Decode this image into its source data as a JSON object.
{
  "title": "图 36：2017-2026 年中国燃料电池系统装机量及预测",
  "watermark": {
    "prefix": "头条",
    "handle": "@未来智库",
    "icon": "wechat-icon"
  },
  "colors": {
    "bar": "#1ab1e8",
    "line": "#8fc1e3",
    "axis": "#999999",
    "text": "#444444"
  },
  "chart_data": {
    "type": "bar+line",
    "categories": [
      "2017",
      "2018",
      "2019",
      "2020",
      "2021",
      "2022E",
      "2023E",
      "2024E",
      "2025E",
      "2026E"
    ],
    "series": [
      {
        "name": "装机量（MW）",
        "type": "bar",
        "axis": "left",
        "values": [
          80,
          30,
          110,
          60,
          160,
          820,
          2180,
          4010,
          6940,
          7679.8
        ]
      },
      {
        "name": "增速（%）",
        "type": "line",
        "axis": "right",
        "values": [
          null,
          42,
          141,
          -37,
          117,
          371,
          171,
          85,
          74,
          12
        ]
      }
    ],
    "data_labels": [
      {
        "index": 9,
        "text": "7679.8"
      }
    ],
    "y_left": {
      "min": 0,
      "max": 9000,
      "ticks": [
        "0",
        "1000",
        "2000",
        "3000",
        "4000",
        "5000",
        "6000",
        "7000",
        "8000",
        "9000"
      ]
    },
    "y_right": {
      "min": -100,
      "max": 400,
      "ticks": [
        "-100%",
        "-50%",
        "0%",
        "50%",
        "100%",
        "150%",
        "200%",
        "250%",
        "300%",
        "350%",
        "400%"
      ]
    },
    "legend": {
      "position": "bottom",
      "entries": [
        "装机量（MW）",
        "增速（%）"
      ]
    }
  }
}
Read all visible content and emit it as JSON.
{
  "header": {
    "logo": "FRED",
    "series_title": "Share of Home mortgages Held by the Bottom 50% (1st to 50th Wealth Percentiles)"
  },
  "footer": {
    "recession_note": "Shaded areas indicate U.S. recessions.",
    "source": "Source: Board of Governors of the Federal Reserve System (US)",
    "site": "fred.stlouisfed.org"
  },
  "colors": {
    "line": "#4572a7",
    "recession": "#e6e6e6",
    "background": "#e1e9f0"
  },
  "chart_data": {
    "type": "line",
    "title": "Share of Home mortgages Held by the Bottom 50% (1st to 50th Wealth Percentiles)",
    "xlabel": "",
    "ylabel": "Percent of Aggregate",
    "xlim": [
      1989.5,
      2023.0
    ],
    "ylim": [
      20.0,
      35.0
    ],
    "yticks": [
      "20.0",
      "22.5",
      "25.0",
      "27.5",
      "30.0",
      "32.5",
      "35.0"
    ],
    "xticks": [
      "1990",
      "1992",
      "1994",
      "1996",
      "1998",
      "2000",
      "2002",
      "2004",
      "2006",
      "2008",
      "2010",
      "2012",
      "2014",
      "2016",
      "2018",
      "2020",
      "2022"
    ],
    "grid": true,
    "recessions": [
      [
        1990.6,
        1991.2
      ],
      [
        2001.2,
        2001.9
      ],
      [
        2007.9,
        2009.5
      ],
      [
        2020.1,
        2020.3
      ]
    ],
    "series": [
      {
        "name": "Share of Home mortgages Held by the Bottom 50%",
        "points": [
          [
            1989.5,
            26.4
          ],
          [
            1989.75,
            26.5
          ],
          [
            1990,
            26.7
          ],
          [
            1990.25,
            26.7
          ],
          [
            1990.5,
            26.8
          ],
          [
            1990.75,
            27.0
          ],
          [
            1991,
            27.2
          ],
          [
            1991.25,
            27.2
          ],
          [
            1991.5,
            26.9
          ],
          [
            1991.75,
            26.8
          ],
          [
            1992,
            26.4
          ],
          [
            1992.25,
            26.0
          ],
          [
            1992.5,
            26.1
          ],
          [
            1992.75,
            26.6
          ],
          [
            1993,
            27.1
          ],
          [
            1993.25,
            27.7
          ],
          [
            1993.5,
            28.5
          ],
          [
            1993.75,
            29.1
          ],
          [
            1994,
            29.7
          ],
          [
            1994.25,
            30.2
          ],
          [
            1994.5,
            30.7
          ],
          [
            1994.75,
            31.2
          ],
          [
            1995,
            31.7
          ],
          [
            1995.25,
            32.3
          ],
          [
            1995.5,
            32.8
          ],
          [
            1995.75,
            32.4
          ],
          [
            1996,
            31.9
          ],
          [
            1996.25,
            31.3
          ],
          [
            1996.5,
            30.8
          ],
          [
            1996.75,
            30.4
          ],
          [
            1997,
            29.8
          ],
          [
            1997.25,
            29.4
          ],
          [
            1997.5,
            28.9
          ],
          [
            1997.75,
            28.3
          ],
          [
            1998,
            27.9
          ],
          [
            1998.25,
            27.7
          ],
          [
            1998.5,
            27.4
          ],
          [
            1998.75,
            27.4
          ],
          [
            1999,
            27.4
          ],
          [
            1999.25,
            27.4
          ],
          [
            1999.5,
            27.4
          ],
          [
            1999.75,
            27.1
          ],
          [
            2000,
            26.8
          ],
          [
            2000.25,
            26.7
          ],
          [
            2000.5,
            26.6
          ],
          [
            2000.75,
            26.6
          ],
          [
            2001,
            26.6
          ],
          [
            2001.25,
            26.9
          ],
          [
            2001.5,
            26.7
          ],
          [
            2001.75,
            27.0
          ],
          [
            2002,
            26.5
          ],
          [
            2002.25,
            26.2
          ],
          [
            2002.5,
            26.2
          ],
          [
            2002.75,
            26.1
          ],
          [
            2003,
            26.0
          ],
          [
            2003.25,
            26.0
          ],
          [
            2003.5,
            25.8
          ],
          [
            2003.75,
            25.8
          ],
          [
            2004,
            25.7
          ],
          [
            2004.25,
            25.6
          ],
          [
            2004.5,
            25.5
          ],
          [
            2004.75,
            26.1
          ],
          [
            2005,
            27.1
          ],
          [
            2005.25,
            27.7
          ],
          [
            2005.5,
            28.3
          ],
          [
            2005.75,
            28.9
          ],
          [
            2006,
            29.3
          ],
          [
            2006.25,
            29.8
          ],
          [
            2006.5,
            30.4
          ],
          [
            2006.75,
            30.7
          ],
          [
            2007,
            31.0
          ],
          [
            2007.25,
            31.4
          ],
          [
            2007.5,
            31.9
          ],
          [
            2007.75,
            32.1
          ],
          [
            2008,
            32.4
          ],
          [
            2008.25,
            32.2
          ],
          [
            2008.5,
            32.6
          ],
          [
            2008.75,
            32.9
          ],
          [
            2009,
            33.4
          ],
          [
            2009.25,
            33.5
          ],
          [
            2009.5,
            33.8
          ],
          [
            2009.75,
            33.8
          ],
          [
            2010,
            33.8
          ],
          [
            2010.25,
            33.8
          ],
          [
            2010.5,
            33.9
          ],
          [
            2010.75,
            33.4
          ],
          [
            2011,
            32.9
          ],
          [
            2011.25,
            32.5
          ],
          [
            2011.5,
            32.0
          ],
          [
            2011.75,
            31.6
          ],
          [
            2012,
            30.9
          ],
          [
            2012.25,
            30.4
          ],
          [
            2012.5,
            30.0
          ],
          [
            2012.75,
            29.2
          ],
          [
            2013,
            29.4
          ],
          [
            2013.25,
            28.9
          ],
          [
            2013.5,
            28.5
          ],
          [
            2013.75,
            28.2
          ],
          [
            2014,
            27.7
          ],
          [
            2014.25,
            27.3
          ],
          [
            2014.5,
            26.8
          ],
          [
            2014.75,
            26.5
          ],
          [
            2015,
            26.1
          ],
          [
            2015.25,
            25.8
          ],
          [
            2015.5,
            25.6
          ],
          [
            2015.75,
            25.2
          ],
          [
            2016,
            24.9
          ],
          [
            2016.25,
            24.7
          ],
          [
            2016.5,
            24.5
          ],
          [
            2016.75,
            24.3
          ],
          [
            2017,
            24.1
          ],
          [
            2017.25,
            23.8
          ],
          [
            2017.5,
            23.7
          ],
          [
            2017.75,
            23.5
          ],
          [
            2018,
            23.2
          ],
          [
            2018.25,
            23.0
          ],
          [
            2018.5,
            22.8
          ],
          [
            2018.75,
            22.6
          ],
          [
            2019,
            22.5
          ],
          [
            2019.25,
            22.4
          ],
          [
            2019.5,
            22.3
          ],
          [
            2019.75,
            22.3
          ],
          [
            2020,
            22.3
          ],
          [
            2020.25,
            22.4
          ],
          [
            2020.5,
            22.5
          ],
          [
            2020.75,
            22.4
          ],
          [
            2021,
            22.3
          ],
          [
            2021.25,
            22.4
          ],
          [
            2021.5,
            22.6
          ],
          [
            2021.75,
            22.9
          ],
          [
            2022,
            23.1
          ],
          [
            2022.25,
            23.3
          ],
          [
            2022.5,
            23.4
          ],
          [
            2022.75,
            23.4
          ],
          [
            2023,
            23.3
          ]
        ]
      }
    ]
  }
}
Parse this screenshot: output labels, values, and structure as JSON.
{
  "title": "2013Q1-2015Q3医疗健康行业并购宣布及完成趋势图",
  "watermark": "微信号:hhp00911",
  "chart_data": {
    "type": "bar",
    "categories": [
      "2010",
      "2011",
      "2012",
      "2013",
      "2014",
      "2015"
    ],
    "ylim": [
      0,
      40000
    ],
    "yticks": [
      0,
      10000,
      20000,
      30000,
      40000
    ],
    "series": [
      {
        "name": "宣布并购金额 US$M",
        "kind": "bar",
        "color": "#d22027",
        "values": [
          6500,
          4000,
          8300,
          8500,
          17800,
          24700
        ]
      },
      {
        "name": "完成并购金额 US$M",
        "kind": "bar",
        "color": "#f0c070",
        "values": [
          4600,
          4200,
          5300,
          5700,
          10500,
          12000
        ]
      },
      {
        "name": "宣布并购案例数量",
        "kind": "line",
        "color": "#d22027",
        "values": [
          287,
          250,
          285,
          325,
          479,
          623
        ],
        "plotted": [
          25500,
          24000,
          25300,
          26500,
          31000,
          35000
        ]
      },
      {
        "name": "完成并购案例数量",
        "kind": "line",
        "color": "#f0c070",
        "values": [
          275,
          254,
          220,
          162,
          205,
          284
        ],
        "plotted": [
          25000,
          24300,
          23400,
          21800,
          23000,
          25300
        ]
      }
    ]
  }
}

GIVEN TASK - Work out how many lines in the records above contain the word "type", and give only that number.

ANSWER IN FULL - 5